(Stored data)
- - -

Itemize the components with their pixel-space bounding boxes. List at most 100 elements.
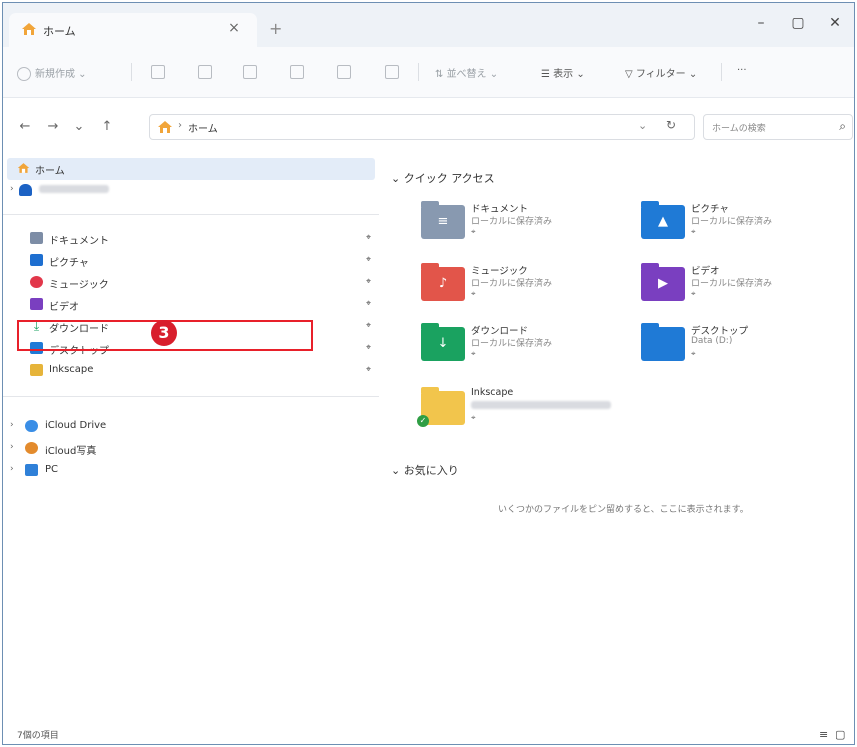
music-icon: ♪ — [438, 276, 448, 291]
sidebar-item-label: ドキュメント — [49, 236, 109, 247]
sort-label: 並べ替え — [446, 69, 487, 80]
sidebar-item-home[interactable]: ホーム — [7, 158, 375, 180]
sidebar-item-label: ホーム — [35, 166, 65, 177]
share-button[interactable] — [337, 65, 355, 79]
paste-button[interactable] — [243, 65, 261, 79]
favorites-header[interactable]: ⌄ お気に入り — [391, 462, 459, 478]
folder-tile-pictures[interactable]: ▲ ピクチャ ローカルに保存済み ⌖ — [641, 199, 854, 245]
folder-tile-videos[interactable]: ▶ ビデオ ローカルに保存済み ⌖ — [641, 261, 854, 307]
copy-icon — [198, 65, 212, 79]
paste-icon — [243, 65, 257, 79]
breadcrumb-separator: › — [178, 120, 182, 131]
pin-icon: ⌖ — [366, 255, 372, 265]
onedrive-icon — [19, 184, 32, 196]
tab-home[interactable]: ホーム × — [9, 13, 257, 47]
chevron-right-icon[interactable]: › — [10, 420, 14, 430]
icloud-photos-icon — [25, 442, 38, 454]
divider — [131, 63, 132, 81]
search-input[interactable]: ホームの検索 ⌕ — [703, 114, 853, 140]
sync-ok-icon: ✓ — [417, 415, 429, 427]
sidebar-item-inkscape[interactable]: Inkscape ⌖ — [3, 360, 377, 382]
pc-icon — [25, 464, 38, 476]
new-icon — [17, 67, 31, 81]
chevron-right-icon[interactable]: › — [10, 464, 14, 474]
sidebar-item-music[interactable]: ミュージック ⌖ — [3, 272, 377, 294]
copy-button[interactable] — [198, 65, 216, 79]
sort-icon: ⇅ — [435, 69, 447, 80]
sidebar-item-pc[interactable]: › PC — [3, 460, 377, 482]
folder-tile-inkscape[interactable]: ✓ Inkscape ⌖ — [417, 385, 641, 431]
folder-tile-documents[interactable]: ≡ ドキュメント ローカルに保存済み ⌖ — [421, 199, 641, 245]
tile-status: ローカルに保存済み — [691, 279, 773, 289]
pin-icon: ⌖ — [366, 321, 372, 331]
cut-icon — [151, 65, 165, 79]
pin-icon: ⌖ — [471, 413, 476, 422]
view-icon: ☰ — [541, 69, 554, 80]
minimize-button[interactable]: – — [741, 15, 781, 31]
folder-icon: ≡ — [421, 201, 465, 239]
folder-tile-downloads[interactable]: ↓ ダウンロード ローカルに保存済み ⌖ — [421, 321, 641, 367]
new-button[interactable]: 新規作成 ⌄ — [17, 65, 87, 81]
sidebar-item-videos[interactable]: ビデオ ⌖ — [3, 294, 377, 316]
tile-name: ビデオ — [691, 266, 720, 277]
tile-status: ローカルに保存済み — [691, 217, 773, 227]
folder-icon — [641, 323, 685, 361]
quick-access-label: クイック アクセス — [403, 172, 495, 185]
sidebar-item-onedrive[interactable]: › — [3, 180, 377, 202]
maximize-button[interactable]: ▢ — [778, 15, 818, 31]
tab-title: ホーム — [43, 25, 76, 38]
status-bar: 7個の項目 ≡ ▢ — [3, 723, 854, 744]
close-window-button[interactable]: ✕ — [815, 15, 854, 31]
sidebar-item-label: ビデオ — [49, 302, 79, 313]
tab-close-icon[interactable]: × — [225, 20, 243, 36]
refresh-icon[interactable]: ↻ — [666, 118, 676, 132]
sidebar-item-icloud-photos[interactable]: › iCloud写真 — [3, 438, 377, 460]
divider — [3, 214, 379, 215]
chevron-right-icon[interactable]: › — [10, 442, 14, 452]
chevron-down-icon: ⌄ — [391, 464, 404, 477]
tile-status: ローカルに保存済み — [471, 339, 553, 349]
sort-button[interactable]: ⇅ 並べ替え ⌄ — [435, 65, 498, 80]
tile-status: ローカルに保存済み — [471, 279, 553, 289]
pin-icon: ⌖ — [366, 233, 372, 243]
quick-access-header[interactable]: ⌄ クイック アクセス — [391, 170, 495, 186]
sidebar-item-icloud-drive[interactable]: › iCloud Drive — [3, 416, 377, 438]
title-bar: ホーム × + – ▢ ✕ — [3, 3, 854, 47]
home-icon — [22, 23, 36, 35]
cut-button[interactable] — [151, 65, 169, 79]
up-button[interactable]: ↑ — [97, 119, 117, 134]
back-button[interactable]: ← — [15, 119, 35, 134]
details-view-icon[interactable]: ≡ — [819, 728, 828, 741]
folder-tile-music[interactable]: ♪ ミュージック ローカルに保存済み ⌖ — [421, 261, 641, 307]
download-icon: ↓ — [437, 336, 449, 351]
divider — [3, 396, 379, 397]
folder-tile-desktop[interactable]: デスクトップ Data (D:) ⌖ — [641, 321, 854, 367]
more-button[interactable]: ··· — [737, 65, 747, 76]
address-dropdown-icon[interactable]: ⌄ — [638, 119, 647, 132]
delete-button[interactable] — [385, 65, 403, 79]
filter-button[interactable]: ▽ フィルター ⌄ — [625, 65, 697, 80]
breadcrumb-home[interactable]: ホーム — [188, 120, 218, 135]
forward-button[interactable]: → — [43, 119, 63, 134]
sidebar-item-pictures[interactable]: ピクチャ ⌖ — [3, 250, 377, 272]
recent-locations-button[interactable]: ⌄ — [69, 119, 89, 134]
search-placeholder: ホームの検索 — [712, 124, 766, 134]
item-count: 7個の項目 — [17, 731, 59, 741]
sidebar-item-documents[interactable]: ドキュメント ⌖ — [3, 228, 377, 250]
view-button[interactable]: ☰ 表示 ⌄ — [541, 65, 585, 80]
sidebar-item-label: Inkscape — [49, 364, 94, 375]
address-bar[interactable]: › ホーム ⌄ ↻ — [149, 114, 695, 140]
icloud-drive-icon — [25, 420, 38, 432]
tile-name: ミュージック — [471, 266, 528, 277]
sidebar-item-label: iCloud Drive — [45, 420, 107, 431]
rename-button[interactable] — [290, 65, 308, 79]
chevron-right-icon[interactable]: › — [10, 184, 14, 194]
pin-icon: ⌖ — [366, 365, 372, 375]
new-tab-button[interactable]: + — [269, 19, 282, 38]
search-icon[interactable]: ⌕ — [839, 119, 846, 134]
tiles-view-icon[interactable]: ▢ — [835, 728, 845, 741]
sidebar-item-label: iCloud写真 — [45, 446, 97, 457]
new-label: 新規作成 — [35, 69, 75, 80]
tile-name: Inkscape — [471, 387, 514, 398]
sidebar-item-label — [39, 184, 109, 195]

- - -

* DIRECTIVE *
Pull every line from the entries above and reproduce each one word for word, but leave out the pictures.

* REPLY *
Itemize the components with their pixel-space bounding boxes. List at most 100 elements.
music-icon: ♪ — [438, 276, 448, 291]
sidebar-item-label: ドキュメント — [49, 236, 109, 247]
sort-label: 並べ替え — [446, 69, 487, 80]
sidebar-item-home[interactable]: ホーム — [7, 158, 375, 180]
sidebar-item-label: ホーム — [35, 166, 65, 177]
share-button[interactable] — [337, 65, 355, 79]
paste-button[interactable] — [243, 65, 261, 79]
favorites-header[interactable]: ⌄ お気に入り — [391, 462, 459, 478]
folder-tile-pictures[interactable]: ▲ ピクチャ ローカルに保存済み ⌖ — [641, 199, 854, 245]
folder-tile-videos[interactable]: ▶ ビデオ ローカルに保存済み ⌖ — [641, 261, 854, 307]
copy-icon — [198, 65, 212, 79]
paste-icon — [243, 65, 257, 79]
breadcrumb-separator: › — [178, 120, 182, 131]
pin-icon: ⌖ — [366, 255, 372, 265]
onedrive-icon — [19, 184, 32, 196]
tab-home[interactable]: ホーム × — [9, 13, 257, 47]
chevron-right-icon[interactable]: › — [10, 420, 14, 430]
icloud-photos-icon — [25, 442, 38, 454]
divider — [131, 63, 132, 81]
search-input[interactable]: ホームの検索 ⌕ — [703, 114, 853, 140]
sync-ok-icon: ✓ — [417, 415, 429, 427]
sidebar-item-inkscape[interactable]: Inkscape ⌖ — [3, 360, 377, 382]
pc-icon — [25, 464, 38, 476]
new-icon — [17, 67, 31, 81]
chevron-right-icon[interactable]: › — [10, 464, 14, 474]
sidebar-item-music[interactable]: ミュージック ⌖ — [3, 272, 377, 294]
copy-button[interactable] — [198, 65, 216, 79]
sort-icon: ⇅ — [435, 69, 447, 80]
sidebar-item-pc[interactable]: › PC — [3, 460, 377, 482]
folder-tile-inkscape[interactable]: ✓ Inkscape ⌖ — [417, 385, 641, 431]
folder-tile-documents[interactable]: ≡ ドキュメント ローカルに保存済み ⌖ — [421, 199, 641, 245]
tile-status: ローカルに保存済み — [691, 279, 773, 289]
pin-icon: ⌖ — [366, 321, 372, 331]
cut-icon — [151, 65, 165, 79]
pin-icon: ⌖ — [471, 413, 476, 422]
view-icon: ☰ — [541, 69, 554, 80]
minimize-button[interactable]: – — [741, 15, 781, 31]
folder-icon: ≡ — [421, 201, 465, 239]
folder-tile-downloads[interactable]: ↓ ダウンロード ローカルに保存済み ⌖ — [421, 321, 641, 367]
new-button[interactable]: 新規作成 ⌄ — [17, 65, 87, 81]
sidebar-item-videos[interactable]: ビデオ ⌖ — [3, 294, 377, 316]
tile-name: ビデオ — [691, 266, 720, 277]
tile-status: ローカルに保存済み — [691, 217, 773, 227]
folder-icon — [641, 323, 685, 361]
quick-access-label: クイック アクセス — [403, 172, 495, 185]
sidebar-item-onedrive[interactable]: › — [3, 180, 377, 202]
maximize-button[interactable]: ▢ — [778, 15, 818, 31]
tab-title: ホーム — [43, 25, 76, 38]
status-bar: 7個の項目 ≡ ▢ — [3, 723, 854, 744]
close-window-button[interactable]: ✕ — [815, 15, 854, 31]
sidebar-item-label: ビデオ — [49, 302, 79, 313]
tab-close-icon[interactable]: × — [225, 20, 243, 36]
refresh-icon[interactable]: ↻ — [666, 118, 676, 132]
sidebar-item-icloud-photos[interactable]: › iCloud写真 — [3, 438, 377, 460]
divider — [3, 214, 379, 215]
chevron-right-icon[interactable]: › — [10, 442, 14, 452]
chevron-down-icon: ⌄ — [391, 464, 404, 477]
tile-status: ローカルに保存済み — [471, 339, 553, 349]
sort-button[interactable]: ⇅ 並べ替え ⌄ — [435, 65, 498, 80]
tile-status: ローカルに保存済み — [471, 279, 553, 289]
pin-icon: ⌖ — [366, 233, 372, 243]
quick-access-header[interactable]: ⌄ クイック アクセス — [391, 170, 495, 186]
sidebar-item-icloud-drive[interactable]: › iCloud Drive — [3, 416, 377, 438]
title-bar: ホーム × + – ▢ ✕ — [3, 3, 854, 47]
home-icon — [22, 23, 36, 35]
cut-button[interactable] — [151, 65, 169, 79]
up-button[interactable]: ↑ — [97, 119, 117, 134]
back-button[interactable]: ← — [15, 119, 35, 134]
details-view-icon[interactable]: ≡ — [819, 728, 828, 741]
folder-tile-music[interactable]: ♪ ミュージック ローカルに保存済み ⌖ — [421, 261, 641, 307]
download-icon: ↓ — [437, 336, 449, 351]
divider — [3, 396, 379, 397]
folder-tile-desktop[interactable]: デスクトップ Data (D:) ⌖ — [641, 321, 854, 367]
more-button[interactable]: ··· — [737, 65, 747, 76]
address-dropdown-icon[interactable]: ⌄ — [638, 119, 647, 132]
delete-button[interactable] — [385, 65, 403, 79]
filter-button[interactable]: ▽ フィルター ⌄ — [625, 65, 697, 80]
breadcrumb-home[interactable]: ホーム — [188, 120, 218, 135]
forward-button[interactable]: → — [43, 119, 63, 134]
sidebar-item-pictures[interactable]: ピクチャ ⌖ — [3, 250, 377, 272]
recent-locations-button[interactable]: ⌄ — [69, 119, 89, 134]
search-placeholder: ホームの検索 — [712, 124, 766, 134]
item-count: 7個の項目 — [17, 731, 59, 741]
sidebar-item-documents[interactable]: ドキュメント ⌖ — [3, 228, 377, 250]
view-button[interactable]: ☰ 表示 ⌄ — [541, 65, 585, 80]
sidebar-item-label: Inkscape — [49, 364, 94, 375]
address-bar[interactable]: › ホーム ⌄ ↻ — [149, 114, 695, 140]
icloud-drive-icon — [25, 420, 38, 432]
tile-name: ミュージック — [471, 266, 528, 277]
sidebar-item-label: iCloud Drive — [45, 420, 107, 431]
rename-button[interactable] — [290, 65, 308, 79]
chevron-right-icon[interactable]: › — [10, 184, 14, 194]
pin-icon: ⌖ — [366, 365, 372, 375]
new-tab-button[interactable]: + — [269, 19, 282, 38]
search-icon[interactable]: ⌕ — [839, 119, 846, 134]
tiles-view-icon[interactable]: ▢ — [835, 728, 845, 741]
sidebar-item-label: iCloud写真 — [45, 446, 97, 457]
new-label: 新規作成 — [35, 69, 75, 80]
tile-name: Inkscape — [471, 387, 514, 398]
sidebar-item-label — [39, 184, 109, 195]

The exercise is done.